STATED PROBLEM
Give back the records below exactly, every one, with no pictures.

※ ※ ※

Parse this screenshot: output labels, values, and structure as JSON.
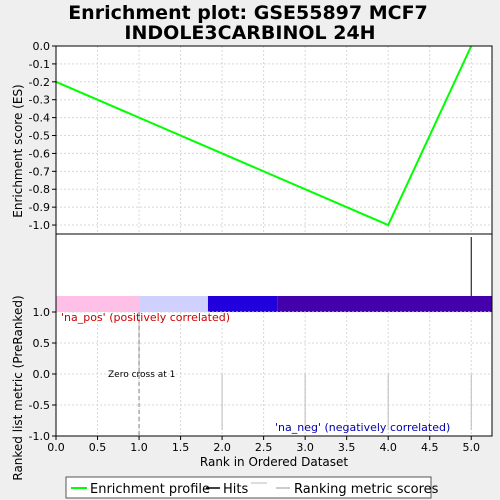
{
  "title_line1": "Enrichment plot: GSE55897 MCF7",
  "title_line2": "INDOLE3CARBINOL 24H",
  "colors": {
    "background": "#efefef",
    "plot_bg": "#ffffff",
    "es_line": "#00ff00",
    "hits": "#000000",
    "pos_label": "#cc0000",
    "neg_label": "#0000aa",
    "grid": "#d8d8d8",
    "metric_bars": "#bbbbbb",
    "zero_cross_line": "#808080"
  },
  "chart_data": [
    {
      "type": "line",
      "name": "enrichment-profile",
      "ylabel": "Enrichment score (ES)",
      "ylim": [
        -1.05,
        0.0
      ],
      "yticks": [
        0.0,
        -0.1,
        -0.2,
        -0.3,
        -0.4,
        -0.5,
        -0.6,
        -0.7,
        -0.8,
        -0.9,
        -1.0
      ],
      "ytick_labels": [
        "0.0",
        "-0.1",
        "-0.2",
        "-0.3",
        "-0.4",
        "-0.5",
        "-0.6",
        "-0.7",
        "-0.8",
        "-0.9",
        "-1.0"
      ],
      "xlim": [
        0.0,
        5.25
      ],
      "x": [
        0.0,
        4.0,
        5.0
      ],
      "y": [
        -0.2,
        -1.0,
        0.0
      ],
      "grid": true
    },
    {
      "type": "bar",
      "name": "hits",
      "positions": [
        5.0
      ]
    },
    {
      "type": "heatmap",
      "name": "ranking-colorbar",
      "segments": [
        {
          "from": 0.0,
          "to": 1.0,
          "color": "#ffc0e8"
        },
        {
          "from": 1.0,
          "to": 1.83,
          "color": "#d0d0ff"
        },
        {
          "from": 1.83,
          "to": 2.67,
          "color": "#2200dd"
        },
        {
          "from": 2.67,
          "to": 5.25,
          "color": "#4400aa"
        }
      ]
    },
    {
      "type": "bar",
      "name": "ranked-list-metric",
      "ylabel": "Ranked list metric (PreRanked)",
      "xlabel": "Rank in Ordered Dataset",
      "xlim": [
        0.0,
        5.25
      ],
      "ylim": [
        -1.0,
        1.0
      ],
      "xticks": [
        0.0,
        0.5,
        1.0,
        1.5,
        2.0,
        2.5,
        3.0,
        3.5,
        4.0,
        4.5,
        5.0
      ],
      "xtick_labels": [
        "0.0",
        "0.5",
        "1.0",
        "1.5",
        "2.0",
        "2.5",
        "3.0",
        "3.5",
        "4.0",
        "4.5",
        "5.0"
      ],
      "yticks": [
        1.0,
        0.5,
        0.0,
        -0.5,
        -1.0
      ],
      "ytick_labels": [
        "1.0",
        "0.5",
        "0.0",
        "-0.5",
        "-1.0"
      ],
      "bars": [
        {
          "x": 1.0,
          "value": 1.0
        },
        {
          "x": 2.0,
          "value": 0.0
        },
        {
          "x": 3.0,
          "value": 0.0
        },
        {
          "x": 4.0,
          "value": 0.0
        },
        {
          "x": 5.0,
          "value": 0.0
        }
      ],
      "zero_cross_x": 1.0,
      "annotations": {
        "pos": "'na_pos' (positively correlated)",
        "neg": "'na_neg' (negatively correlated)",
        "zero_cross": "Zero cross at 1"
      },
      "grid": true
    }
  ],
  "legend": {
    "items": [
      {
        "label": "Enrichment profile",
        "color": "#00ff00"
      },
      {
        "label": "Hits",
        "color": "#000000"
      },
      {
        "label": "Ranking metric scores",
        "color": "#bbbbbb"
      }
    ]
  }
}
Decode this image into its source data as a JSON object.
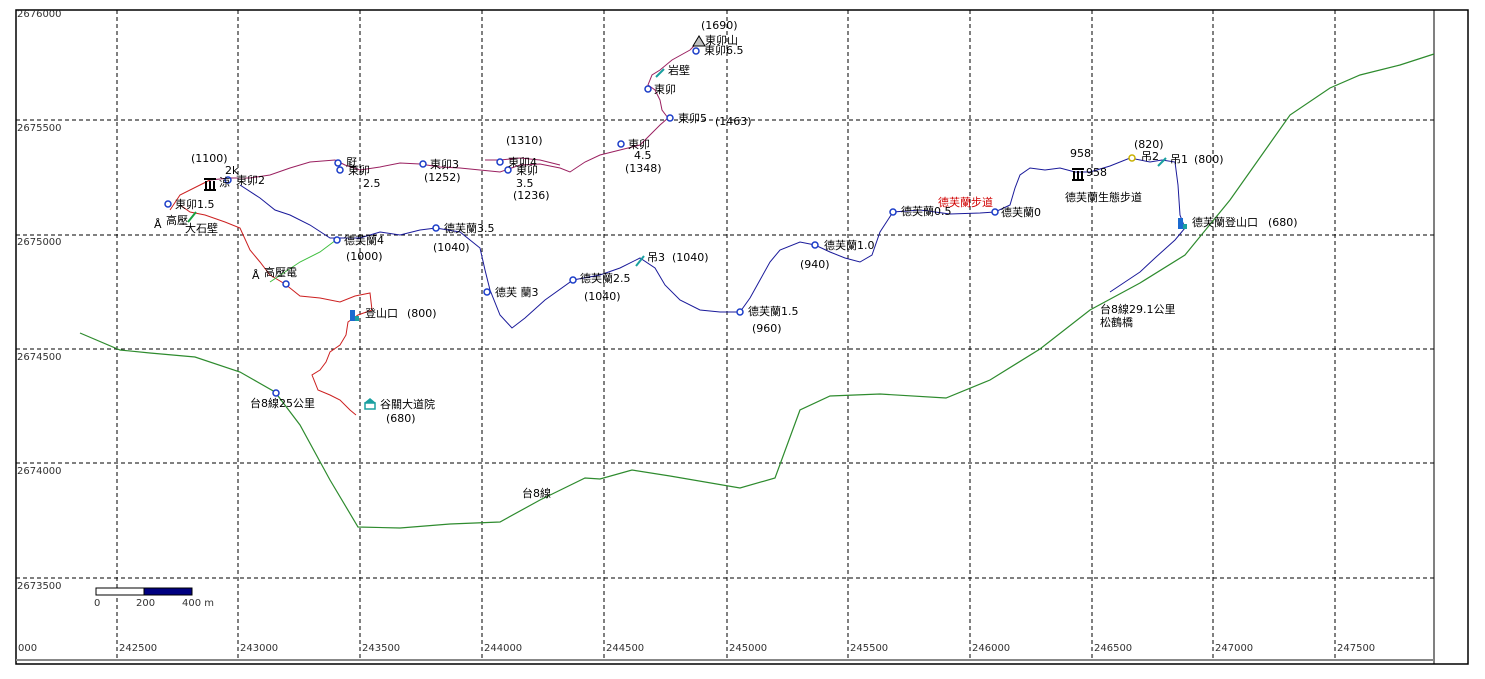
{
  "axes": {
    "x_ticks": [
      "000",
      "242500",
      "243000",
      "243500",
      "244000",
      "244500",
      "245000",
      "245500",
      "246000",
      "246500",
      "247000",
      "247500"
    ],
    "y_ticks": [
      "2676000",
      "2675500",
      "2675000",
      "2674500",
      "2674000",
      "2673500"
    ]
  },
  "scale_bar": {
    "l0": "0",
    "l1": "200",
    "l2": "400 m"
  },
  "colors": {
    "highway": "#2e8b2e",
    "trail_blue": "#1a1a9a",
    "trail_red": "#cc2020",
    "trail_purple": "#9a2060",
    "node": "#1a3cc8"
  },
  "labels": {
    "peak_elev": "(1690)",
    "peak_name": "東卯山",
    "d65": "東卯6.5",
    "rock": "岩壁",
    "d6": "東卯",
    "d5": "東卯5",
    "d5_elev": "(1463)",
    "d45": "東卯",
    "d45_num": "4.5",
    "d45_elev": "(1348)",
    "d4_elev": "(1310)",
    "d4": "東卯4",
    "d35": "東卯",
    "d35_num": "3.5",
    "d35_elev": "(1236)",
    "d3": "東卯3",
    "d3_elev": "(1252)",
    "wu": "屘",
    "d25": "東卯",
    "d25_num": "2.5",
    "d2_elev": "(1100)",
    "d2_2k": "2k",
    "d2_name": "東卯2",
    "d2_prefix": "涼",
    "d15": "東卯1.5",
    "gaoya": "高壓",
    "big_rock": "大石壁",
    "gaoya_tower": "高壓電",
    "trailhead": "登山口",
    "trailhead_elev": "(800)",
    "taroko": "谷關大道院",
    "taroko_elev": "(680)",
    "t8_25": "台8線25公里",
    "t8": "台8線",
    "df4": "德芙蘭4",
    "df4_elev": "(1000)",
    "df35": "德芙蘭3.5",
    "df35_elev": "(1040)",
    "df3": "德芙 蘭3",
    "df25": "德芙蘭2.5",
    "df25_elev": "(1040)",
    "diao3": "吊3",
    "diao3_elev": "(1040)",
    "df15": "德芙蘭1.5",
    "df15_elev": "(960)",
    "df10": "德芙蘭1.0",
    "df10_elev": "(940)",
    "df05": "德芙蘭0.5",
    "df_trail": "德芙蘭步道",
    "df0": "德芙蘭0",
    "elev958": "958",
    "elev958b": "958",
    "eco_trail": "德芙蘭生態步道",
    "elev820": "(820)",
    "diao2": "吊2",
    "diao1": "吊1",
    "diao1_elev": "(800)",
    "df_trailhead": "德芙蘭登山口",
    "df_trailhead_elev": "(680)",
    "t8_291": "台8線29.1公里",
    "songhe": "松鶴橋"
  }
}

※ ※ ※

RESULT OF THE TASK
Parse this screenshot: output labels, values, and structure as JSON.
{
  "title_line1": "Enrichment plot: GSE55897 MCF7",
  "title_line2": "INDOLE3CARBINOL 24H",
  "colors": {
    "background": "#efefef",
    "plot_bg": "#ffffff",
    "es_line": "#00ff00",
    "hits": "#000000",
    "pos_label": "#cc0000",
    "neg_label": "#0000aa",
    "grid": "#d8d8d8",
    "metric_bars": "#bbbbbb",
    "zero_cross_line": "#808080"
  },
  "chart_data": [
    {
      "type": "line",
      "name": "enrichment-profile",
      "ylabel": "Enrichment score (ES)",
      "ylim": [
        -1.05,
        0.0
      ],
      "yticks": [
        0.0,
        -0.1,
        -0.2,
        -0.3,
        -0.4,
        -0.5,
        -0.6,
        -0.7,
        -0.8,
        -0.9,
        -1.0
      ],
      "ytick_labels": [
        "0.0",
        "-0.1",
        "-0.2",
        "-0.3",
        "-0.4",
        "-0.5",
        "-0.6",
        "-0.7",
        "-0.8",
        "-0.9",
        "-1.0"
      ],
      "xlim": [
        0.0,
        5.25
      ],
      "x": [
        0.0,
        4.0,
        5.0
      ],
      "y": [
        -0.2,
        -1.0,
        0.0
      ],
      "grid": true
    },
    {
      "type": "bar",
      "name": "hits",
      "positions": [
        5.0
      ]
    },
    {
      "type": "heatmap",
      "name": "ranking-colorbar",
      "segments": [
        {
          "from": 0.0,
          "to": 1.0,
          "color": "#ffc0e8"
        },
        {
          "from": 1.0,
          "to": 1.83,
          "color": "#d0d0ff"
        },
        {
          "from": 1.83,
          "to": 2.67,
          "color": "#2200dd"
        },
        {
          "from": 2.67,
          "to": 5.25,
          "color": "#4400aa"
        }
      ]
    },
    {
      "type": "bar",
      "name": "ranked-list-metric",
      "ylabel": "Ranked list metric (PreRanked)",
      "xlabel": "Rank in Ordered Dataset",
      "xlim": [
        0.0,
        5.25
      ],
      "ylim": [
        -1.0,
        1.0
      ],
      "xticks": [
        0.0,
        0.5,
        1.0,
        1.5,
        2.0,
        2.5,
        3.0,
        3.5,
        4.0,
        4.5,
        5.0
      ],
      "xtick_labels": [
        "0.0",
        "0.5",
        "1.0",
        "1.5",
        "2.0",
        "2.5",
        "3.0",
        "3.5",
        "4.0",
        "4.5",
        "5.0"
      ],
      "yticks": [
        1.0,
        0.5,
        0.0,
        -0.5,
        -1.0
      ],
      "ytick_labels": [
        "1.0",
        "0.5",
        "0.0",
        "-0.5",
        "-1.0"
      ],
      "bars": [
        {
          "x": 1.0,
          "value": 1.0
        },
        {
          "x": 2.0,
          "value": 0.0
        },
        {
          "x": 3.0,
          "value": 0.0
        },
        {
          "x": 4.0,
          "value": 0.0
        },
        {
          "x": 5.0,
          "value": 0.0
        }
      ],
      "zero_cross_x": 1.0,
      "annotations": {
        "pos": "'na_pos' (positively correlated)",
        "neg": "'na_neg' (negatively correlated)",
        "zero_cross": "Zero cross at 1"
      },
      "grid": true
    }
  ],
  "legend": {
    "items": [
      {
        "label": "Enrichment profile",
        "color": "#00ff00"
      },
      {
        "label": "Hits",
        "color": "#000000"
      },
      {
        "label": "Ranking metric scores",
        "color": "#bbbbbb"
      }
    ]
  }
}
Decode this image into its source data as a JSON object.
{
  "axes": {
    "x_ticks": [
      "000",
      "242500",
      "243000",
      "243500",
      "244000",
      "244500",
      "245000",
      "245500",
      "246000",
      "246500",
      "247000",
      "247500"
    ],
    "y_ticks": [
      "2676000",
      "2675500",
      "2675000",
      "2674500",
      "2674000",
      "2673500"
    ]
  },
  "scale_bar": {
    "l0": "0",
    "l1": "200",
    "l2": "400 m"
  },
  "colors": {
    "highway": "#2e8b2e",
    "trail_blue": "#1a1a9a",
    "trail_red": "#cc2020",
    "trail_purple": "#9a2060",
    "node": "#1a3cc8"
  },
  "labels": {
    "peak_elev": "(1690)",
    "peak_name": "東卯山",
    "d65": "東卯6.5",
    "rock": "岩壁",
    "d6": "東卯",
    "d5": "東卯5",
    "d5_elev": "(1463)",
    "d45": "東卯",
    "d45_num": "4.5",
    "d45_elev": "(1348)",
    "d4_elev": "(1310)",
    "d4": "東卯4",
    "d35": "東卯",
    "d35_num": "3.5",
    "d35_elev": "(1236)",
    "d3": "東卯3",
    "d3_elev": "(1252)",
    "wu": "屘",
    "d25": "東卯",
    "d25_num": "2.5",
    "d2_elev": "(1100)",
    "d2_2k": "2k",
    "d2_name": "東卯2",
    "d2_prefix": "涼",
    "d15": "東卯1.5",
    "gaoya": "高壓",
    "big_rock": "大石壁",
    "gaoya_tower": "高壓電",
    "trailhead": "登山口",
    "trailhead_elev": "(800)",
    "taroko": "谷關大道院",
    "taroko_elev": "(680)",
    "t8_25": "台8線25公里",
    "t8": "台8線",
    "df4": "德芙蘭4",
    "df4_elev": "(1000)",
    "df35": "德芙蘭3.5",
    "df35_elev": "(1040)",
    "df3": "德芙 蘭3",
    "df25": "德芙蘭2.5",
    "df25_elev": "(1040)",
    "diao3": "吊3",
    "diao3_elev": "(1040)",
    "df15": "德芙蘭1.5",
    "df15_elev": "(960)",
    "df10": "德芙蘭1.0",
    "df10_elev": "(940)",
    "df05": "德芙蘭0.5",
    "df_trail": "德芙蘭步道",
    "df0": "德芙蘭0",
    "elev958": "958",
    "elev958b": "958",
    "eco_trail": "德芙蘭生態步道",
    "elev820": "(820)",
    "diao2": "吊2",
    "diao1": "吊1",
    "diao1_elev": "(800)",
    "df_trailhead": "德芙蘭登山口",
    "df_trailhead_elev": "(680)",
    "t8_291": "台8線29.1公里",
    "songhe": "松鶴橋"
  }
}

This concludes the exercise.